### Exercise materials
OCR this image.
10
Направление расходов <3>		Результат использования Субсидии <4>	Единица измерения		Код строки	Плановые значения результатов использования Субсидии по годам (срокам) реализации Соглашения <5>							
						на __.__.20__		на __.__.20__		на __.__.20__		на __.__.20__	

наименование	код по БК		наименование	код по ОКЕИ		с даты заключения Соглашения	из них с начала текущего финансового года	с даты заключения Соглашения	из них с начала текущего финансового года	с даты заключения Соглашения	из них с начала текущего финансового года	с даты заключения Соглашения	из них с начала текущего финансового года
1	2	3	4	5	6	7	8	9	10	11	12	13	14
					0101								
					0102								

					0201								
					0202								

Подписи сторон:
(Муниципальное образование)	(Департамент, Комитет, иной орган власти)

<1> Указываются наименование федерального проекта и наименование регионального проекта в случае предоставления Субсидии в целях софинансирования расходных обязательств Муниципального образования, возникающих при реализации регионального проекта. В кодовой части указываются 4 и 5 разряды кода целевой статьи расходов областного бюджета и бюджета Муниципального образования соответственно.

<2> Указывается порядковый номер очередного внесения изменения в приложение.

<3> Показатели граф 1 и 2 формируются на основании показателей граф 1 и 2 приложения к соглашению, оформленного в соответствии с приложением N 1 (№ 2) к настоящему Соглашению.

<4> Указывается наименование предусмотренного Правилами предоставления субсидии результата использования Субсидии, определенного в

==

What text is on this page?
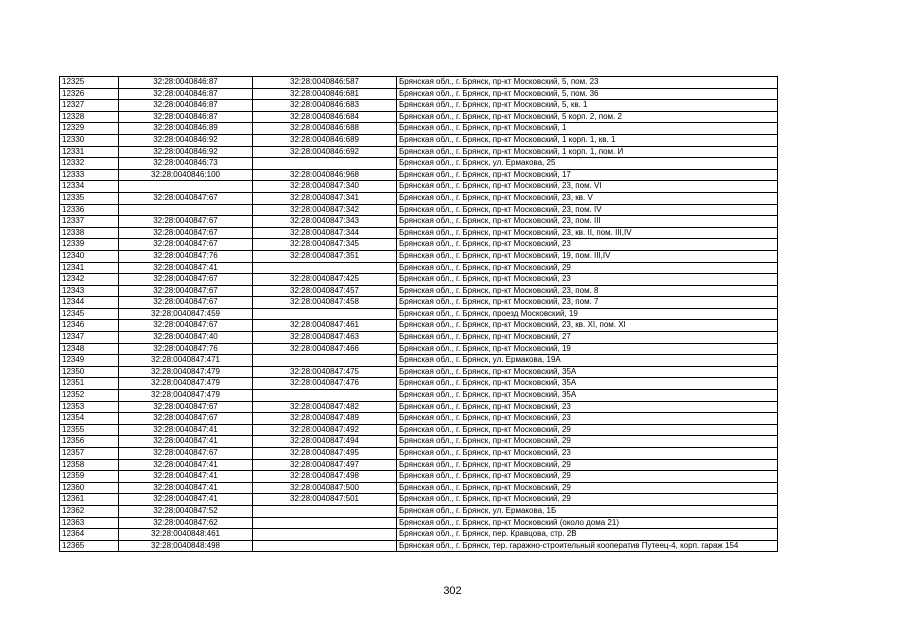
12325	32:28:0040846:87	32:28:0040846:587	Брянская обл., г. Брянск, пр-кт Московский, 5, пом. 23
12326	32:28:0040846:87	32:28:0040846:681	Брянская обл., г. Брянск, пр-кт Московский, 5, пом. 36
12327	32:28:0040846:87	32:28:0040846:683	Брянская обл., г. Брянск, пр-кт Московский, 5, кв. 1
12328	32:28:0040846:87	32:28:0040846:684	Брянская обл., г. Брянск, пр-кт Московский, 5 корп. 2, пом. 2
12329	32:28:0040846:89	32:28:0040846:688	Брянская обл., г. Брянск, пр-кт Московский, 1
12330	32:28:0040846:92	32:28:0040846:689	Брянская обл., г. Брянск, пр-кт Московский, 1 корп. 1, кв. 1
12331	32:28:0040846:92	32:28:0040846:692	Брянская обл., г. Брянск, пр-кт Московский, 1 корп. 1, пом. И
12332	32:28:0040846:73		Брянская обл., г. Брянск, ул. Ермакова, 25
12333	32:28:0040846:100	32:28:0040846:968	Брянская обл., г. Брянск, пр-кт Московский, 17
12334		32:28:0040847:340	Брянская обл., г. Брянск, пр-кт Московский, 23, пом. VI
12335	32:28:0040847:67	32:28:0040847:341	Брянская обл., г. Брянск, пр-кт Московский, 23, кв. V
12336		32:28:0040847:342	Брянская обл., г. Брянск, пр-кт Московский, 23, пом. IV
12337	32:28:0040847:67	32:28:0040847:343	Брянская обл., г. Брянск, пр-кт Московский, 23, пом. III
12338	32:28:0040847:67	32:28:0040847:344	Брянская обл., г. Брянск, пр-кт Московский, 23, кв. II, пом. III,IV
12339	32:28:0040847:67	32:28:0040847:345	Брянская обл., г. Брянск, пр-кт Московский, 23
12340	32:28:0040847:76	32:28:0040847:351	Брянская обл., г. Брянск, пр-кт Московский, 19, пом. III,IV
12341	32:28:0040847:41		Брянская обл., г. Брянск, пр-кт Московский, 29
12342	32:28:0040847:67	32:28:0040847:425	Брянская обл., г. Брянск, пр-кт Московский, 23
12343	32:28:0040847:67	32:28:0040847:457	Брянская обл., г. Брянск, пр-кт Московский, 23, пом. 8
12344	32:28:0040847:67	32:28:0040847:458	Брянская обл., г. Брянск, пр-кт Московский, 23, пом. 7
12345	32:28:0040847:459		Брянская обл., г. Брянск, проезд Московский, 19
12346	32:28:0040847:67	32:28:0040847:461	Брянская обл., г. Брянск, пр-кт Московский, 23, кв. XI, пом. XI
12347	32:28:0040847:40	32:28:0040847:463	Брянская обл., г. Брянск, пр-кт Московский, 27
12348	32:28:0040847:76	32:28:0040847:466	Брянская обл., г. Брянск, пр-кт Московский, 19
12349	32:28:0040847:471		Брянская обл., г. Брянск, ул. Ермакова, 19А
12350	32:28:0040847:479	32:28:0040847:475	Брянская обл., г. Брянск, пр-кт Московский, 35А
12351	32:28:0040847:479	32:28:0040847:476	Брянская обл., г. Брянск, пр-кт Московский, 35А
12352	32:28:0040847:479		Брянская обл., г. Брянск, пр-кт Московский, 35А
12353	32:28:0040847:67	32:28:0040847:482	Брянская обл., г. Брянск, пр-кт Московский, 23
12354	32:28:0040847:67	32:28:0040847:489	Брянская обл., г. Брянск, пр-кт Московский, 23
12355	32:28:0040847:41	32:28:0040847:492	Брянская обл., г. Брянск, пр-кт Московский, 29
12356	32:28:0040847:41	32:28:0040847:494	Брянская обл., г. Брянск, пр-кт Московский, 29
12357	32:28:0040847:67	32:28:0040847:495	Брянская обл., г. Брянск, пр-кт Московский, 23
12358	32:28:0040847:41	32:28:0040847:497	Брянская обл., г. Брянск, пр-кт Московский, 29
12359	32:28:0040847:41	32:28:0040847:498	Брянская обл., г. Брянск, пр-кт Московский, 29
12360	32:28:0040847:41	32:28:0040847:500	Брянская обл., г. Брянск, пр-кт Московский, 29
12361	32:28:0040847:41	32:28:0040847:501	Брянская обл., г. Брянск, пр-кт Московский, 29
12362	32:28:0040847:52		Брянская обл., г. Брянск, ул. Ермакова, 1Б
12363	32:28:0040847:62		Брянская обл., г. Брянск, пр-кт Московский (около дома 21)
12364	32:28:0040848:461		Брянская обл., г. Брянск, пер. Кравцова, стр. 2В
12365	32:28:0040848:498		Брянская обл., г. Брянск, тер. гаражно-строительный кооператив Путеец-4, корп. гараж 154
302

### Challenge
Scan the lines for the string "корп". Pick out every line that has it.

### Solution to this problem
12328	32:28:0040846:87	32:28:0040846:684	Брянская обл., г. Брянск, пр-кт Московский, 5 корп. 2, пом. 2
12330	32:28:0040846:92	32:28:0040846:689	Брянская обл., г. Брянск, пр-кт Московский, 1 корп. 1, кв. 1
12331	32:28:0040846:92	32:28:0040846:692	Брянская обл., г. Брянск, пр-кт Московский, 1 корп. 1, пом. И
12365	32:28:0040848:498		Брянская обл., г. Брянск, тер. гаражно-строительный кооператив Путеец-4, корп. гараж 154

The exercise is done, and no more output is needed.